Prompt => Copy each line of the records that contains the word "color".
Start of Records for processing
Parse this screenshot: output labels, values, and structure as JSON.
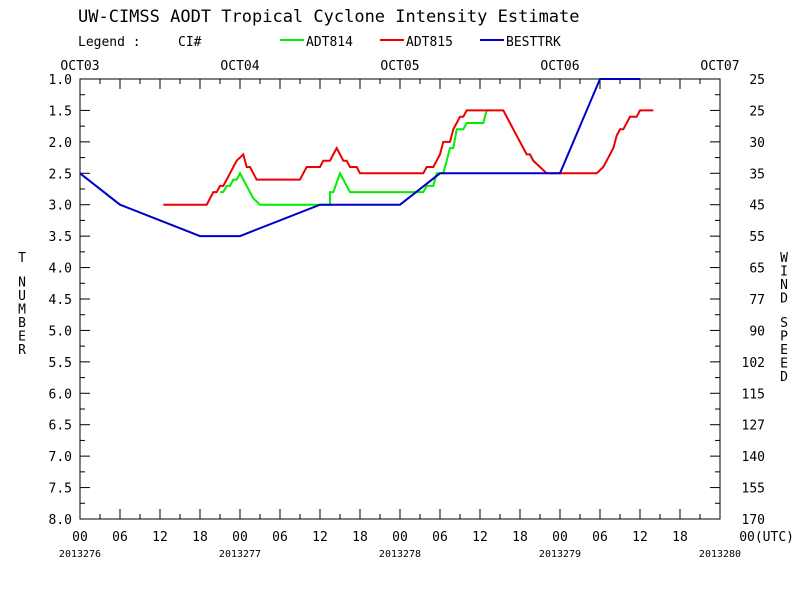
{
  "chart_data": {
    "type": "line",
    "title": "UW-CIMSS AODT Tropical Cyclone Intensity Estimate",
    "legend_label": "Legend :",
    "legend_subject": "CI#",
    "y_left_label": "T NUMBER",
    "y_right_label": "WIND SPEED",
    "x_range_hours": [
      0,
      96
    ],
    "ylim": [
      1.0,
      8.0
    ],
    "y_inverted": true,
    "grid": false,
    "legend_placement": "top",
    "y_ticks": [
      {
        "v": 1.0,
        "l": "1.0"
      },
      {
        "v": 1.5,
        "l": "1.5"
      },
      {
        "v": 2.0,
        "l": "2.0"
      },
      {
        "v": 2.5,
        "l": "2.5"
      },
      {
        "v": 3.0,
        "l": "3.0"
      },
      {
        "v": 3.5,
        "l": "3.5"
      },
      {
        "v": 4.0,
        "l": "4.0"
      },
      {
        "v": 4.5,
        "l": "4.5"
      },
      {
        "v": 5.0,
        "l": "5.0"
      },
      {
        "v": 5.5,
        "l": "5.5"
      },
      {
        "v": 6.0,
        "l": "6.0"
      },
      {
        "v": 6.5,
        "l": "6.5"
      },
      {
        "v": 7.0,
        "l": "7.0"
      },
      {
        "v": 7.5,
        "l": "7.5"
      },
      {
        "v": 8.0,
        "l": "8.0"
      }
    ],
    "wind_ticks": [
      {
        "v": 1.0,
        "l": "25"
      },
      {
        "v": 1.5,
        "l": "25"
      },
      {
        "v": 2.0,
        "l": "30"
      },
      {
        "v": 2.5,
        "l": "35"
      },
      {
        "v": 3.0,
        "l": "45"
      },
      {
        "v": 3.5,
        "l": "55"
      },
      {
        "v": 4.0,
        "l": "65"
      },
      {
        "v": 4.5,
        "l": "77"
      },
      {
        "v": 5.0,
        "l": "90"
      },
      {
        "v": 5.5,
        "l": "102"
      },
      {
        "v": 6.0,
        "l": "115"
      },
      {
        "v": 6.5,
        "l": "127"
      },
      {
        "v": 7.0,
        "l": "140"
      },
      {
        "v": 7.5,
        "l": "155"
      },
      {
        "v": 8.0,
        "l": "170"
      }
    ],
    "x_ticks": [
      {
        "h": 0,
        "l": "00"
      },
      {
        "h": 6,
        "l": "06"
      },
      {
        "h": 12,
        "l": "12"
      },
      {
        "h": 18,
        "l": "18"
      },
      {
        "h": 24,
        "l": "00"
      },
      {
        "h": 30,
        "l": "06"
      },
      {
        "h": 36,
        "l": "12"
      },
      {
        "h": 42,
        "l": "18"
      },
      {
        "h": 48,
        "l": "00"
      },
      {
        "h": 54,
        "l": "06"
      },
      {
        "h": 60,
        "l": "12"
      },
      {
        "h": 66,
        "l": "18"
      },
      {
        "h": 72,
        "l": "00"
      },
      {
        "h": 78,
        "l": "06"
      },
      {
        "h": 84,
        "l": "12"
      },
      {
        "h": 90,
        "l": "18"
      },
      {
        "h": 96,
        "l": "00(UTC)"
      }
    ],
    "date_labels": [
      {
        "h": 0,
        "l": "2013276"
      },
      {
        "h": 24,
        "l": "2013277"
      },
      {
        "h": 48,
        "l": "2013278"
      },
      {
        "h": 72,
        "l": "2013279"
      },
      {
        "h": 96,
        "l": "2013280"
      }
    ],
    "month_labels": [
      {
        "h": 0,
        "l": "OCT03"
      },
      {
        "h": 24,
        "l": "OCT04"
      },
      {
        "h": 48,
        "l": "OCT05"
      },
      {
        "h": 72,
        "l": "OCT06"
      },
      {
        "h": 96,
        "l": "OCT07"
      }
    ],
    "series": [
      {
        "name": "ADT814",
        "color": "#00ee00",
        "points": [
          [
            21.0,
            2.8
          ],
          [
            21.5,
            2.8
          ],
          [
            22.0,
            2.7
          ],
          [
            22.5,
            2.7
          ],
          [
            23.0,
            2.6
          ],
          [
            23.5,
            2.6
          ],
          [
            24.0,
            2.5
          ],
          [
            25.0,
            2.7
          ],
          [
            26.0,
            2.9
          ],
          [
            27.0,
            3.0
          ],
          [
            35.0,
            3.0
          ],
          [
            36.0,
            3.0
          ],
          [
            37.5,
            3.0
          ],
          [
            37.5,
            2.8
          ],
          [
            38.0,
            2.8
          ],
          [
            39.0,
            2.5
          ],
          [
            40.0,
            2.7
          ],
          [
            40.5,
            2.8
          ],
          [
            48.0,
            2.8
          ],
          [
            51.5,
            2.8
          ],
          [
            52.0,
            2.7
          ],
          [
            53.0,
            2.7
          ],
          [
            53.5,
            2.5
          ],
          [
            54.5,
            2.5
          ],
          [
            55.0,
            2.3
          ],
          [
            55.5,
            2.1
          ],
          [
            56.0,
            2.1
          ],
          [
            56.5,
            1.8
          ],
          [
            57.5,
            1.8
          ],
          [
            58.0,
            1.7
          ],
          [
            60.5,
            1.7
          ],
          [
            61.0,
            1.5
          ],
          [
            61.5,
            1.5
          ]
        ]
      },
      {
        "name": "ADT815",
        "color": "#ee0000",
        "points": [
          [
            12.5,
            3.0
          ],
          [
            19.0,
            3.0
          ],
          [
            19.5,
            2.9
          ],
          [
            20.0,
            2.8
          ],
          [
            20.5,
            2.8
          ],
          [
            21.0,
            2.7
          ],
          [
            21.5,
            2.7
          ],
          [
            22.0,
            2.6
          ],
          [
            22.5,
            2.5
          ],
          [
            23.0,
            2.4
          ],
          [
            23.5,
            2.3
          ],
          [
            24.5,
            2.2
          ],
          [
            25.0,
            2.4
          ],
          [
            25.5,
            2.4
          ],
          [
            26.0,
            2.5
          ],
          [
            26.5,
            2.6
          ],
          [
            33.0,
            2.6
          ],
          [
            33.5,
            2.5
          ],
          [
            34.0,
            2.4
          ],
          [
            36.0,
            2.4
          ],
          [
            36.5,
            2.3
          ],
          [
            37.5,
            2.3
          ],
          [
            38.0,
            2.2
          ],
          [
            38.5,
            2.1
          ],
          [
            39.0,
            2.2
          ],
          [
            39.5,
            2.3
          ],
          [
            40.0,
            2.3
          ],
          [
            40.5,
            2.4
          ],
          [
            41.5,
            2.4
          ],
          [
            42.0,
            2.5
          ],
          [
            51.5,
            2.5
          ],
          [
            52.0,
            2.4
          ],
          [
            53.0,
            2.4
          ],
          [
            53.5,
            2.3
          ],
          [
            54.0,
            2.2
          ],
          [
            54.5,
            2.0
          ],
          [
            55.5,
            2.0
          ],
          [
            56.0,
            1.8
          ],
          [
            56.5,
            1.7
          ],
          [
            57.0,
            1.6
          ],
          [
            57.5,
            1.6
          ],
          [
            58.0,
            1.5
          ],
          [
            63.5,
            1.5
          ],
          [
            64.5,
            1.7
          ],
          [
            66.0,
            2.0
          ],
          [
            67.0,
            2.2
          ],
          [
            67.5,
            2.2
          ],
          [
            68.0,
            2.3
          ],
          [
            69.0,
            2.4
          ],
          [
            70.0,
            2.5
          ],
          [
            70.5,
            2.5
          ],
          [
            77.5,
            2.5
          ],
          [
            78.5,
            2.4
          ],
          [
            79.0,
            2.3
          ],
          [
            79.5,
            2.2
          ],
          [
            80.0,
            2.1
          ],
          [
            80.5,
            1.9
          ],
          [
            81.0,
            1.8
          ],
          [
            81.5,
            1.8
          ],
          [
            82.0,
            1.7
          ],
          [
            82.5,
            1.6
          ],
          [
            83.5,
            1.6
          ],
          [
            84.0,
            1.5
          ],
          [
            86.0,
            1.5
          ]
        ]
      },
      {
        "name": "BESTTRK",
        "color": "#0000cc",
        "points": [
          [
            0,
            2.5
          ],
          [
            6,
            3.0
          ],
          [
            18,
            3.5
          ],
          [
            24,
            3.5
          ],
          [
            36,
            3.0
          ],
          [
            48,
            3.0
          ],
          [
            54,
            2.5
          ],
          [
            72,
            2.5
          ],
          [
            78,
            1.0
          ],
          [
            84,
            1.0
          ]
        ]
      }
    ]
  }
}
End of Records for processing
Solved problem =>
        "color": "#00ee00",
        "color": "#ee0000",
        "color": "#0000cc",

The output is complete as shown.